§ **EXERCISE**:
Omit the pictures, then write out every entry exactly as it reads.

§ **DATA IN THIS EXERCISE**:
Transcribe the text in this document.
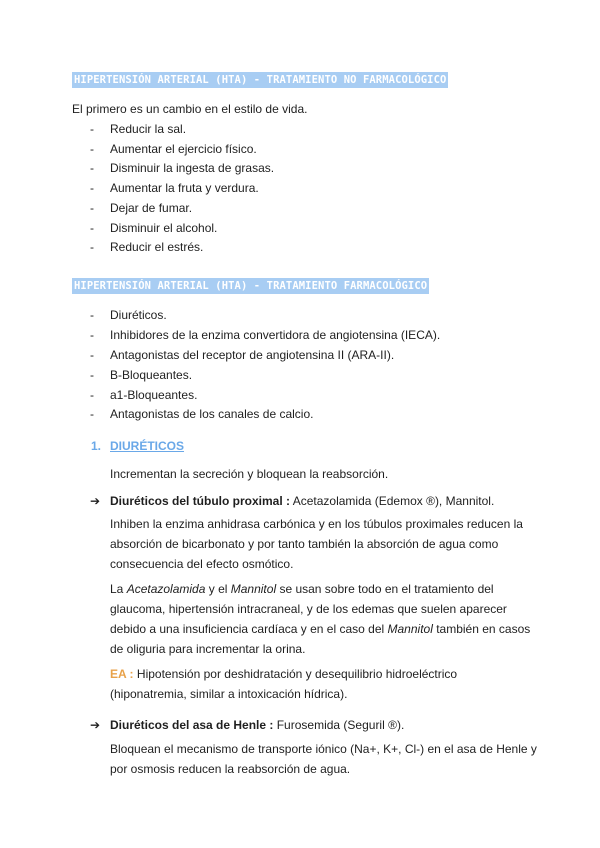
HIPERTENSIÓN ARTERIAL (HTA) - TRATAMIENTO NO FARMACOLÓGICO
El primero es un cambio en el estilo de vida.
-	Reducir la sal.
-	Aumentar el ejercicio físico.
-	Disminuir la ingesta de grasas.
-	Aumentar la fruta y verdura.
-	Dejar de fumar.
-	Disminuir el alcohol.
-	Reducir el estrés.
HIPERTENSIÓN ARTERIAL (HTA) - TRATAMIENTO FARMACOLÓGICO
-	Diuréticos.
-	Inhibidores de la enzima convertidora de angiotensina (IECA).
-	Antagonistas del receptor de angiotensina II (ARA-II).
-	B-Bloqueantes.
-	a1-Bloqueantes.
-	Antagonistas de los canales de calcio.
1. DIURÉTICOS
Incrementan la secreción y bloquean la reabsorción.
➔ Diuréticos del túbulo proximal : Acetazolamida (Edemox ®), Mannitol.
Inhiben la enzima anhidrasa carbónica y en los túbulos proximales reducen la
absorción de bicarbonato y por tanto también la absorción de agua como
consecuencia del efecto osmótico.
La Acetazolamida y el Mannitol se usan sobre todo en el tratamiento del
glaucoma, hipertensión intracraneal, y de los edemas que suelen aparecer
debido a una insuficiencia cardíaca y en el caso del Mannitol también en casos
de oliguria para incrementar la orina.
EA : Hipotensión por deshidratación y desequilibrio hidroeléctrico
(hiponatremia, similar a intoxicación hídrica).
➔ Diuréticos del asa de Henle : Furosemida (Seguril ®).
Bloquean el mecanismo de transporte iónico (Na+, K+, Cl-) en el asa de Henle y
por osmosis reducen la reabsorción de agua.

§ **THE RESPONSE**:
Transcribe the text in this document.
HIPERTENSIÓN ARTERIAL (HTA) - TRATAMIENTO NO FARMACOLÓGICO
El primero es un cambio en el estilo de vida.
-	Reducir la sal.
-	Aumentar el ejercicio físico.
-	Disminuir la ingesta de grasas.
-	Aumentar la fruta y verdura.
-	Dejar de fumar.
-	Disminuir el alcohol.
-	Reducir el estrés.
HIPERTENSIÓN ARTERIAL (HTA) - TRATAMIENTO FARMACOLÓGICO
-	Diuréticos.
-	Inhibidores de la enzima convertidora de angiotensina (IECA).
-	Antagonistas del receptor de angiotensina II (ARA-II).
-	B-Bloqueantes.
-	a1-Bloqueantes.
-	Antagonistas de los canales de calcio.
1. DIURÉTICOS
Incrementan la secreción y bloquean la reabsorción.
➔ Diuréticos del túbulo proximal : Acetazolamida (Edemox ®), Mannitol.
Inhiben la enzima anhidrasa carbónica y en los túbulos proximales reducen la
absorción de bicarbonato y por tanto también la absorción de agua como
consecuencia del efecto osmótico.
La Acetazolamida y el Mannitol se usan sobre todo en el tratamiento del
glaucoma, hipertensión intracraneal, y de los edemas que suelen aparecer
debido a una insuficiencia cardíaca y en el caso del Mannitol también en casos
de oliguria para incrementar la orina.
EA : Hipotensión por deshidratación y desequilibrio hidroeléctrico
(hiponatremia, similar a intoxicación hídrica).
➔ Diuréticos del asa de Henle : Furosemida (Seguril ®).
Bloquean el mecanismo de transporte iónico (Na+, K+, Cl-) en el asa de Henle y
por osmosis reducen la reabsorción de agua.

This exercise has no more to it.